**TASK PROMPT:** Copy every line of the records below where the word "渗透检测" occurs.

[Saved entries]

_ _ _ _ _

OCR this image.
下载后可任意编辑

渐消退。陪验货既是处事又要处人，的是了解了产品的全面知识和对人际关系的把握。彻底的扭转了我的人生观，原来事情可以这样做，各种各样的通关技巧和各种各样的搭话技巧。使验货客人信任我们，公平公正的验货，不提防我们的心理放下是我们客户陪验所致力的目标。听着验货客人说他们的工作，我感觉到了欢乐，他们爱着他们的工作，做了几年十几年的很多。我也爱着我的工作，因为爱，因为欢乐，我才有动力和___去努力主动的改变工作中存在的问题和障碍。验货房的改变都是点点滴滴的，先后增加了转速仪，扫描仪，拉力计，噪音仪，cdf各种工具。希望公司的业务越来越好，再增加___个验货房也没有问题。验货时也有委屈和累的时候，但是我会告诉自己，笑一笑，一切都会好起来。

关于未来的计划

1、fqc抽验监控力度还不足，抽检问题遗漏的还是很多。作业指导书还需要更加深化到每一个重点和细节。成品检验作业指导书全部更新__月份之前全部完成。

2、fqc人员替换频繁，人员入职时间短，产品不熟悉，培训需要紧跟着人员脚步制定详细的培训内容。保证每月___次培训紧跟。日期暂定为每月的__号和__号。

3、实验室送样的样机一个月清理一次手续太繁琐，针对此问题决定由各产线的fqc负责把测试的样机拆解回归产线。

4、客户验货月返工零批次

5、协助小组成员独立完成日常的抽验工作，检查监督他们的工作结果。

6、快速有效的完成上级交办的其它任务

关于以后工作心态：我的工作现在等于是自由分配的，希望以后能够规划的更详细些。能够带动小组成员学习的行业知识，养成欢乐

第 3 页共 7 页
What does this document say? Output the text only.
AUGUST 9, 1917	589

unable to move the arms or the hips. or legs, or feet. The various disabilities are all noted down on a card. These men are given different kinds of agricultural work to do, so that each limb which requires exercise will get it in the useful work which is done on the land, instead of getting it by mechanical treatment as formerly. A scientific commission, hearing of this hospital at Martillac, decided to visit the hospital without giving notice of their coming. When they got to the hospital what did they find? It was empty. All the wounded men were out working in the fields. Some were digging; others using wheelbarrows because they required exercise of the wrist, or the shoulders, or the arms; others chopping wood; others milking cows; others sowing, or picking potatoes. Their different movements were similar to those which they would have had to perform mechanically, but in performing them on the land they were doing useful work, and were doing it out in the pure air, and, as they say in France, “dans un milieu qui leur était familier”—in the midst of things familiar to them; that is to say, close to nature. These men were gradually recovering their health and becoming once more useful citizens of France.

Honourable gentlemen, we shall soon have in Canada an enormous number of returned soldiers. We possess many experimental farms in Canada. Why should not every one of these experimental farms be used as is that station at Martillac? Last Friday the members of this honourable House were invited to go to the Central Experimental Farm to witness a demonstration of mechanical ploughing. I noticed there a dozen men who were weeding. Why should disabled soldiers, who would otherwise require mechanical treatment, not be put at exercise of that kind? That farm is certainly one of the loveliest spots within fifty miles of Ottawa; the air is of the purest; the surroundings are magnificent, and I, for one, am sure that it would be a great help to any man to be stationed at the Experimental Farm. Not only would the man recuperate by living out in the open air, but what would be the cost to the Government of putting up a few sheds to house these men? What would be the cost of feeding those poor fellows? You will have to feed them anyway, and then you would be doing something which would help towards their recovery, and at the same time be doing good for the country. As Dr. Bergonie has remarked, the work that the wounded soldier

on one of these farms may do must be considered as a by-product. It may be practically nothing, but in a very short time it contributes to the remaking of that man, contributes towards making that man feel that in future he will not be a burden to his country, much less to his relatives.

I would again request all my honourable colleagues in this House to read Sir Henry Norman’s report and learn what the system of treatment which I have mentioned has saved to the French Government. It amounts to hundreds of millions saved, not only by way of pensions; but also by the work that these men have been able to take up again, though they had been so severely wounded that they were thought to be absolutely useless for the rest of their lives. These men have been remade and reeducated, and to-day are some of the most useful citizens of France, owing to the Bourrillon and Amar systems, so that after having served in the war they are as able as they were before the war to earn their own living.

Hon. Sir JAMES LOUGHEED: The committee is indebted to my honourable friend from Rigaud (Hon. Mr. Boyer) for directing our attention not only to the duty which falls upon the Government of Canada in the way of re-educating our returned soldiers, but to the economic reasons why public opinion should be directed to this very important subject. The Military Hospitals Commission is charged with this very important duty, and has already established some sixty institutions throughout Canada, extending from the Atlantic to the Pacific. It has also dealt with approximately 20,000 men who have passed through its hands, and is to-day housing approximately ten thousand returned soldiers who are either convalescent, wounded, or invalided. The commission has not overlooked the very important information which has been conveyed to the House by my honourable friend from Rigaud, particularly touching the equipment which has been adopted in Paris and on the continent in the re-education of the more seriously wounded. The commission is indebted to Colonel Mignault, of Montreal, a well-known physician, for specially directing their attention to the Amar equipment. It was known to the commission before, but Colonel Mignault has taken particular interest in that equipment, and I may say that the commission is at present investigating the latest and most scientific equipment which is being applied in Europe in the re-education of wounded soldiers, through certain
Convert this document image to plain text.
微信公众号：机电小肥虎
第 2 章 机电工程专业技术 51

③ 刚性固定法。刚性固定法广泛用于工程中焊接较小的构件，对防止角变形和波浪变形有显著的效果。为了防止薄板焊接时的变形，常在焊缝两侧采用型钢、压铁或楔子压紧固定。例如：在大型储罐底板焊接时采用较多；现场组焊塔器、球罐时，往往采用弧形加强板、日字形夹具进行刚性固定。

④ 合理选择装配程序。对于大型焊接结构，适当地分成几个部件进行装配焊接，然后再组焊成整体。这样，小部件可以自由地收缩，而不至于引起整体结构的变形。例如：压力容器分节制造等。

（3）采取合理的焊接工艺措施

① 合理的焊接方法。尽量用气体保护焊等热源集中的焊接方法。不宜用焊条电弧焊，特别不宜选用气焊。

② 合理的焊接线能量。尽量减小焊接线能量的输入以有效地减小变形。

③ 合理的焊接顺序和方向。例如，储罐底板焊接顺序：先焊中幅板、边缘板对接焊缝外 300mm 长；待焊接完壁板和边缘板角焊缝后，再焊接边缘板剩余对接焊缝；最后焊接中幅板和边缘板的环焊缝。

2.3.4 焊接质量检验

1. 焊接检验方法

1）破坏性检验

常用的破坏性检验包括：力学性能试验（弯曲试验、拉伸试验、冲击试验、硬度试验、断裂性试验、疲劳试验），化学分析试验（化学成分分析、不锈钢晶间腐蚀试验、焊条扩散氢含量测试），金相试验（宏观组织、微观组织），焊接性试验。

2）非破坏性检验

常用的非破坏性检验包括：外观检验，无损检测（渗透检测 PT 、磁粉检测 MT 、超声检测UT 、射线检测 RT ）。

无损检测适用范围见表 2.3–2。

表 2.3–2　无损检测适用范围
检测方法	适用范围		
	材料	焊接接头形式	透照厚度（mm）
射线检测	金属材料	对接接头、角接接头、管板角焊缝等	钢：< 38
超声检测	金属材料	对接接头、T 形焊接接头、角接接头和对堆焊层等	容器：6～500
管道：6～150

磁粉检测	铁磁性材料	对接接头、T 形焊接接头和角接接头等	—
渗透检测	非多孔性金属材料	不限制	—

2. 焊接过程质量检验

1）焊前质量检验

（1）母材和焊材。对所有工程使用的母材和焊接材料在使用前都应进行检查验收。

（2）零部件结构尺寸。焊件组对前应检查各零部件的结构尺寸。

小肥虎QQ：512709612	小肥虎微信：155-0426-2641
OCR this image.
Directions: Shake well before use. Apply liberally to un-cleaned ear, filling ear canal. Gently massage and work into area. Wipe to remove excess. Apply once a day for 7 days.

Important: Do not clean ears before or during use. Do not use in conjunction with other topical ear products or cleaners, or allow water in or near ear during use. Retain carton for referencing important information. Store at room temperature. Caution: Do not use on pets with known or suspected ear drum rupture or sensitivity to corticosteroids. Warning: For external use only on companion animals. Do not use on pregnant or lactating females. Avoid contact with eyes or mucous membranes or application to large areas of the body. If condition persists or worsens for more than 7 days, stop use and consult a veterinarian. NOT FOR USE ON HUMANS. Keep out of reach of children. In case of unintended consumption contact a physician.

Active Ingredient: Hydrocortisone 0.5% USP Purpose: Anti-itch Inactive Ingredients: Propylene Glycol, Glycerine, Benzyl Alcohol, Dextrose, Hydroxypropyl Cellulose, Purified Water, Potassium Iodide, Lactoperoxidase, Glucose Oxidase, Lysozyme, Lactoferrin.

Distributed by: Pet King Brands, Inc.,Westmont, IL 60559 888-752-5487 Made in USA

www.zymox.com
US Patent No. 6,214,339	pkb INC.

_ _ _ _ _

**WORKED ANSWER:**
常用的非破坏性检验包括：外观检验，无损检测（渗透检测 PT 、磁粉检测 MT 、超声检测UT 、射线检测 RT ）。
渗透检测	非多孔性金属材料	不限制	—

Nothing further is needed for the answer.